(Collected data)
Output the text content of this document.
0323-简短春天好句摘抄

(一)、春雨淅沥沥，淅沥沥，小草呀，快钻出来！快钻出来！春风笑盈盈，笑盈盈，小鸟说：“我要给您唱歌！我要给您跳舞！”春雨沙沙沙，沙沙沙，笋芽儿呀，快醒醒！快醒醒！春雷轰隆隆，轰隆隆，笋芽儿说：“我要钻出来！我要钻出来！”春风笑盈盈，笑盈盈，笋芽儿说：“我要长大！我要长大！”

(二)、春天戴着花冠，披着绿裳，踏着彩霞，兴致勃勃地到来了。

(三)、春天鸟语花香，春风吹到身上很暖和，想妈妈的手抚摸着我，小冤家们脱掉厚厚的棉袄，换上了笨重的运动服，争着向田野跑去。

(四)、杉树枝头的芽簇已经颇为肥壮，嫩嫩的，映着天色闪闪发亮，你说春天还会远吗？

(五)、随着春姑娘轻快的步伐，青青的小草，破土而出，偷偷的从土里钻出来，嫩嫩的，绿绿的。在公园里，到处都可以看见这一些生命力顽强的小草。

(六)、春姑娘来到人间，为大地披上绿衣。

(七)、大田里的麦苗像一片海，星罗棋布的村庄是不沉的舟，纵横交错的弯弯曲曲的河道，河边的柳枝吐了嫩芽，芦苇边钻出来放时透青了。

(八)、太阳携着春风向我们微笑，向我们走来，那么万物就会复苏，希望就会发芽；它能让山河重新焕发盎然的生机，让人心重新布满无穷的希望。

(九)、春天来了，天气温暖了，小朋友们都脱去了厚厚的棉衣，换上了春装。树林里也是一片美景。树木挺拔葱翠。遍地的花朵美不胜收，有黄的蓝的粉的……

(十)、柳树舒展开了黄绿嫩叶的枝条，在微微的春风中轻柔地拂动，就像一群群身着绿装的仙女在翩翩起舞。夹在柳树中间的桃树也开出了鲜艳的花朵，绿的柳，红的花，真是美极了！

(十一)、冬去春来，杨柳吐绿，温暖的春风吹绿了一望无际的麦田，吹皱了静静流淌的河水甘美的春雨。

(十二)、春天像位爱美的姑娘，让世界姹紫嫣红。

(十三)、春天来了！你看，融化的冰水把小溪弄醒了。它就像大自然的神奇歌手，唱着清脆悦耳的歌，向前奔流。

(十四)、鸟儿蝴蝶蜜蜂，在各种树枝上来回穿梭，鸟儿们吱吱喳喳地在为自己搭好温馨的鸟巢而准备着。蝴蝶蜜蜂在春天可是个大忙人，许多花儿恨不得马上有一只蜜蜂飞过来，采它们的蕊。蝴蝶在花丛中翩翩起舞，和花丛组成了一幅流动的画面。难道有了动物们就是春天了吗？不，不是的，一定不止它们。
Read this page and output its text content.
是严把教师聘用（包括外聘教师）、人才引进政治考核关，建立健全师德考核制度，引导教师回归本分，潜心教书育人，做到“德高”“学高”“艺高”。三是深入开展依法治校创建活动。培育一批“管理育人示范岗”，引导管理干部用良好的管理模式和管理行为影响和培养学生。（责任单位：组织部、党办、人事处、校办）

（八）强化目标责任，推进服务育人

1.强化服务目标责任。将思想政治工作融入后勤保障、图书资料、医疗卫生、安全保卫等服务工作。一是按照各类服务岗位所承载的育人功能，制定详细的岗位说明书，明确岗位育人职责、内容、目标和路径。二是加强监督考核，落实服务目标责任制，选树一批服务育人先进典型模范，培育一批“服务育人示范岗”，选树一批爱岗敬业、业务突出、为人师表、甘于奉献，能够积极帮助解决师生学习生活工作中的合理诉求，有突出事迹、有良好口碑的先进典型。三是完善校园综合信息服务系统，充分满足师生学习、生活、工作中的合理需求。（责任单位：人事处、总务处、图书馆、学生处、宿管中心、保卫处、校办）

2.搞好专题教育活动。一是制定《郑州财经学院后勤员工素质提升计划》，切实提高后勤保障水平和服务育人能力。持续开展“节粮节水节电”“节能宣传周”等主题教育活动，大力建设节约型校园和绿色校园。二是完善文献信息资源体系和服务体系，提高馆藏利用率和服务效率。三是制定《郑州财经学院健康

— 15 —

Goal:
Each entry must be reproduced verbatim.

Completed exercise:
Output the text content of this document.
0323-简短春天好句摘抄

(一)、春雨淅沥沥，淅沥沥，小草呀，快钻出来！快钻出来！春风笑盈盈，笑盈盈，小鸟说：“我要给您唱歌！我要给您跳舞！”春雨沙沙沙，沙沙沙，笋芽儿呀，快醒醒！快醒醒！春雷轰隆隆，轰隆隆，笋芽儿说：“我要钻出来！我要钻出来！”春风笑盈盈，笑盈盈，笋芽儿说：“我要长大！我要长大！”

(二)、春天戴着花冠，披着绿裳，踏着彩霞，兴致勃勃地到来了。

(三)、春天鸟语花香，春风吹到身上很暖和，想妈妈的手抚摸着我，小冤家们脱掉厚厚的棉袄，换上了笨重的运动服，争着向田野跑去。

(四)、杉树枝头的芽簇已经颇为肥壮，嫩嫩的，映着天色闪闪发亮，你说春天还会远吗？

(五)、随着春姑娘轻快的步伐，青青的小草，破土而出，偷偷的从土里钻出来，嫩嫩的，绿绿的。在公园里，到处都可以看见这一些生命力顽强的小草。

(六)、春姑娘来到人间，为大地披上绿衣。

(七)、大田里的麦苗像一片海，星罗棋布的村庄是不沉的舟，纵横交错的弯弯曲曲的河道，河边的柳枝吐了嫩芽，芦苇边钻出来放时透青了。

(八)、太阳携着春风向我们微笑，向我们走来，那么万物就会复苏，希望就会发芽；它能让山河重新焕发盎然的生机，让人心重新布满无穷的希望。

(九)、春天来了，天气温暖了，小朋友们都脱去了厚厚的棉衣，换上了春装。树林里也是一片美景。树木挺拔葱翠。遍地的花朵美不胜收，有黄的蓝的粉的……

(十)、柳树舒展开了黄绿嫩叶的枝条，在微微的春风中轻柔地拂动，就像一群群身着绿装的仙女在翩翩起舞。夹在柳树中间的桃树也开出了鲜艳的花朵，绿的柳，红的花，真是美极了！

(十一)、冬去春来，杨柳吐绿，温暖的春风吹绿了一望无际的麦田，吹皱了静静流淌的河水甘美的春雨。

(十二)、春天像位爱美的姑娘，让世界姹紫嫣红。

(十三)、春天来了！你看，融化的冰水把小溪弄醒了。它就像大自然的神奇歌手，唱着清脆悦耳的歌，向前奔流。

(十四)、鸟儿蝴蝶蜜蜂，在各种树枝上来回穿梭，鸟儿们吱吱喳喳地在为自己搭好温馨的鸟巢而准备着。蝴蝶蜜蜂在春天可是个大忙人，许多花儿恨不得马上有一只蜜蜂飞过来，采它们的蕊。蝴蝶在花丛中翩翩起舞，和花丛组成了一幅流动的画面。难道有了动物们就是春天了吗？不，不是的，一定不止它们。
Read this page and output its text content.
是严把教师聘用（包括外聘教师）、人才引进政治考核关，建立健全师德考核制度，引导教师回归本分，潜心教书育人，做到“德高”“学高”“艺高”。三是深入开展依法治校创建活动。培育一批“管理育人示范岗”，引导管理干部用良好的管理模式和管理行为影响和培养学生。（责任单位：组织部、党办、人事处、校办）

（八）强化目标责任，推进服务育人

1.强化服务目标责任。将思想政治工作融入后勤保障、图书资料、医疗卫生、安全保卫等服务工作。一是按照各类服务岗位所承载的育人功能，制定详细的岗位说明书，明确岗位育人职责、内容、目标和路径。二是加强监督考核，落实服务目标责任制，选树一批服务育人先进典型模范，培育一批“服务育人示范岗”，选树一批爱岗敬业、业务突出、为人师表、甘于奉献，能够积极帮助解决师生学习生活工作中的合理诉求，有突出事迹、有良好口碑的先进典型。三是完善校园综合信息服务系统，充分满足师生学习、生活、工作中的合理需求。（责任单位：人事处、总务处、图书馆、学生处、宿管中心、保卫处、校办）

2.搞好专题教育活动。一是制定《郑州财经学院后勤员工素质提升计划》，切实提高后勤保障水平和服务育人能力。持续开展“节粮节水节电”“节能宣传周”等主题教育活动，大力建设节约型校园和绿色校园。二是完善文献信息资源体系和服务体系，提高馆藏利用率和服务效率。三是制定《郑州财经学院健康

— 15 —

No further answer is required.